* **AIM**
What lines of the data hold the string "accent"? Pull each one out.

Dataset items:
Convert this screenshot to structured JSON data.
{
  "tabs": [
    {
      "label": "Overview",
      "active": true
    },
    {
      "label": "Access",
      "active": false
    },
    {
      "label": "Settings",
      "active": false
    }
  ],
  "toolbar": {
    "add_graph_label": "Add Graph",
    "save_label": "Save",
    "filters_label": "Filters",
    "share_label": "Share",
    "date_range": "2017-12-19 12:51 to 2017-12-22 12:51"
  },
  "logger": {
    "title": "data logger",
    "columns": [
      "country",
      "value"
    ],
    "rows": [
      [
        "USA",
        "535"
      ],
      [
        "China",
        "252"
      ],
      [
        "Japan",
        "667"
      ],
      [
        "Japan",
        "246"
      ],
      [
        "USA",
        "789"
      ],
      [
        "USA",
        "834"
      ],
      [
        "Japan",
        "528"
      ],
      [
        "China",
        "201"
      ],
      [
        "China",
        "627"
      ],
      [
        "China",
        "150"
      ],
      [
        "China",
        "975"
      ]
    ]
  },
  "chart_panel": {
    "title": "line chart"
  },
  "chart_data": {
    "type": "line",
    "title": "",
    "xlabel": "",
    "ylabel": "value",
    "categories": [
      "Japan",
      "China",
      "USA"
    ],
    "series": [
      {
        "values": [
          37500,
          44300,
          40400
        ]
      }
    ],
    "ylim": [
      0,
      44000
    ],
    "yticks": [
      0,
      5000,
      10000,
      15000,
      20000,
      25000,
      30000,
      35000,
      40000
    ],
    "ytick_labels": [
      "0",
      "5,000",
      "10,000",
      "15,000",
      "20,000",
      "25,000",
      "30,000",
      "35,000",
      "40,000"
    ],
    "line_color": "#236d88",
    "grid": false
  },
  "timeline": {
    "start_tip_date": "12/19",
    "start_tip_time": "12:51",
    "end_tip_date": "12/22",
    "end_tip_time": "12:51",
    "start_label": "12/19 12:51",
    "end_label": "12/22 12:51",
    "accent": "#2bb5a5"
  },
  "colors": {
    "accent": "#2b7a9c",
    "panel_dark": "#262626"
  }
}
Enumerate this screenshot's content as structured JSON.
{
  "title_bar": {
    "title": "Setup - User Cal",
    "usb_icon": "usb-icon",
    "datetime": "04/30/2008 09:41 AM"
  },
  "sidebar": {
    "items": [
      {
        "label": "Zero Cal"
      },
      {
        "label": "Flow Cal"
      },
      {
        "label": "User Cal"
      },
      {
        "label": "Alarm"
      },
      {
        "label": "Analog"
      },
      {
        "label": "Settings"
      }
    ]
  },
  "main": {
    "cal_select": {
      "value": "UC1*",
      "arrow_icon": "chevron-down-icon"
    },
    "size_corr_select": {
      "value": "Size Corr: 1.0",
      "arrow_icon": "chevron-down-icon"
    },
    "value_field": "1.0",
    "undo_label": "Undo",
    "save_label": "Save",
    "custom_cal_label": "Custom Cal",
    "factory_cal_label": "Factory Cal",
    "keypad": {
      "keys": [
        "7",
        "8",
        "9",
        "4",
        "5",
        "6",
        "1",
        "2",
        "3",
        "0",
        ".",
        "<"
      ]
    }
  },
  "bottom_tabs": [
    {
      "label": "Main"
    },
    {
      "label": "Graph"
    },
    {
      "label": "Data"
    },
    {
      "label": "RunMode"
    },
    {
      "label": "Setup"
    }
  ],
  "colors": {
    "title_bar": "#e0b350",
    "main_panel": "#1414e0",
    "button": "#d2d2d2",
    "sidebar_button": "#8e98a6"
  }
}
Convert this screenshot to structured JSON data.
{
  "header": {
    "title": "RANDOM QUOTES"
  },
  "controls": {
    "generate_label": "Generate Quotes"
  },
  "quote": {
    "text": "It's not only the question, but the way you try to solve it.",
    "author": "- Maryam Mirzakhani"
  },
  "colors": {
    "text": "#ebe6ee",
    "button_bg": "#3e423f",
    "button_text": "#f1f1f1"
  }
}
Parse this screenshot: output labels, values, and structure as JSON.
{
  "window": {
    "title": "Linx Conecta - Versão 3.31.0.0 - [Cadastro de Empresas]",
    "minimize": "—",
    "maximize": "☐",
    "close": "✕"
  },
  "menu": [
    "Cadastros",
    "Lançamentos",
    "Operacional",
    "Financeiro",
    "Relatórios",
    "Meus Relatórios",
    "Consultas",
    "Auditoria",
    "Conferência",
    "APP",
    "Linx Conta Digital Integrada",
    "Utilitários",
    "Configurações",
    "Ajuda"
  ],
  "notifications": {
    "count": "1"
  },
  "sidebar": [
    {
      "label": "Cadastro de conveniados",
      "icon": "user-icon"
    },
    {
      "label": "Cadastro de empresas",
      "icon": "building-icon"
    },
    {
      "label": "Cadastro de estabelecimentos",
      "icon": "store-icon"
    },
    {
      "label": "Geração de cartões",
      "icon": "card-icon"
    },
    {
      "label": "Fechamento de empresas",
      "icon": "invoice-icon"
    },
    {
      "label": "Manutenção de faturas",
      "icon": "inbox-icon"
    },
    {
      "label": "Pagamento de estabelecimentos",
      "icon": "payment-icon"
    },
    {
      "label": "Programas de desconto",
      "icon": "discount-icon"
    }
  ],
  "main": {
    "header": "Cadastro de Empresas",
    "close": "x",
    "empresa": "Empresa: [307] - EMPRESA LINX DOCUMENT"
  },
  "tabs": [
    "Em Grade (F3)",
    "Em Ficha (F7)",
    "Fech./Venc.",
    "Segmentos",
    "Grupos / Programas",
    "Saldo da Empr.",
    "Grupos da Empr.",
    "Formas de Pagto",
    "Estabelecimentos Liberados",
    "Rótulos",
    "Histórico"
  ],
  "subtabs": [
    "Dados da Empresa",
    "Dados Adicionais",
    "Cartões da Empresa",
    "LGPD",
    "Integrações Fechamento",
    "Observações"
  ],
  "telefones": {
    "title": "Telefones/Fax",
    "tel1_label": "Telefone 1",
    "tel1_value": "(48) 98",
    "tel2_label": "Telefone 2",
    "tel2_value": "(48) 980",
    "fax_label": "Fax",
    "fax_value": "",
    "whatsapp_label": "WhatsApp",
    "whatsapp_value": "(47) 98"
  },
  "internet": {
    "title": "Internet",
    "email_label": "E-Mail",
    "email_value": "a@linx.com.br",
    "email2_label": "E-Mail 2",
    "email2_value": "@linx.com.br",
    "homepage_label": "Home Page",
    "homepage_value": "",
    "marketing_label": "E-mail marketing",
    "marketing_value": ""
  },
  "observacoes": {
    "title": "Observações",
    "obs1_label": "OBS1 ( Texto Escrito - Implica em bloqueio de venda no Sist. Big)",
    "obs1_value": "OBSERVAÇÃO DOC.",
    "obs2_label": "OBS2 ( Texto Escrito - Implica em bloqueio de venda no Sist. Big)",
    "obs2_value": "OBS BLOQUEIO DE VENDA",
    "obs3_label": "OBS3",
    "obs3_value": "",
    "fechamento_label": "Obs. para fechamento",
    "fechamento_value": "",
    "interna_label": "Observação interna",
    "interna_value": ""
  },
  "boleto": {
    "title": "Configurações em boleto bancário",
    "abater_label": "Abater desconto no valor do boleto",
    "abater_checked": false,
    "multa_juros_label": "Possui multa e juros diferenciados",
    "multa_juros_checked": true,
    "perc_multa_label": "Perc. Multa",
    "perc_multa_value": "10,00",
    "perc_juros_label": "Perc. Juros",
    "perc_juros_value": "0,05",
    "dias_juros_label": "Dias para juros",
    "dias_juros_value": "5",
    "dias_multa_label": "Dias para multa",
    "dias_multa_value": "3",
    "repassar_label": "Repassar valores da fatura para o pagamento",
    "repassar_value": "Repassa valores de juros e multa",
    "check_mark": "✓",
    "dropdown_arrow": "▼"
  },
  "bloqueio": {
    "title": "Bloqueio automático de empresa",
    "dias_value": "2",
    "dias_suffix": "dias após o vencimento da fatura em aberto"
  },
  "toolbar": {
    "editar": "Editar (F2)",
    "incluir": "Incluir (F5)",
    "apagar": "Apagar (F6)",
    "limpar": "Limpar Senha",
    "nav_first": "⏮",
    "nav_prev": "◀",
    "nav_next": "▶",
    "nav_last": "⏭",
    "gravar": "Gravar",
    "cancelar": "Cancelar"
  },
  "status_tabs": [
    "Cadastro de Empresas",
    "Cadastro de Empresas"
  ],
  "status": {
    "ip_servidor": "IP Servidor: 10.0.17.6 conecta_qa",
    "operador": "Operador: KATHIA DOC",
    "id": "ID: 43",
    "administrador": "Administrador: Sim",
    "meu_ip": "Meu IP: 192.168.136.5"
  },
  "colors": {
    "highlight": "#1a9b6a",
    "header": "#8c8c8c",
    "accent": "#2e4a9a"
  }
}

* **SOLUTION**
    "accent": "#2bb5a5"
    "accent": "#2b7a9c",
    "accent": "#2e4a9a"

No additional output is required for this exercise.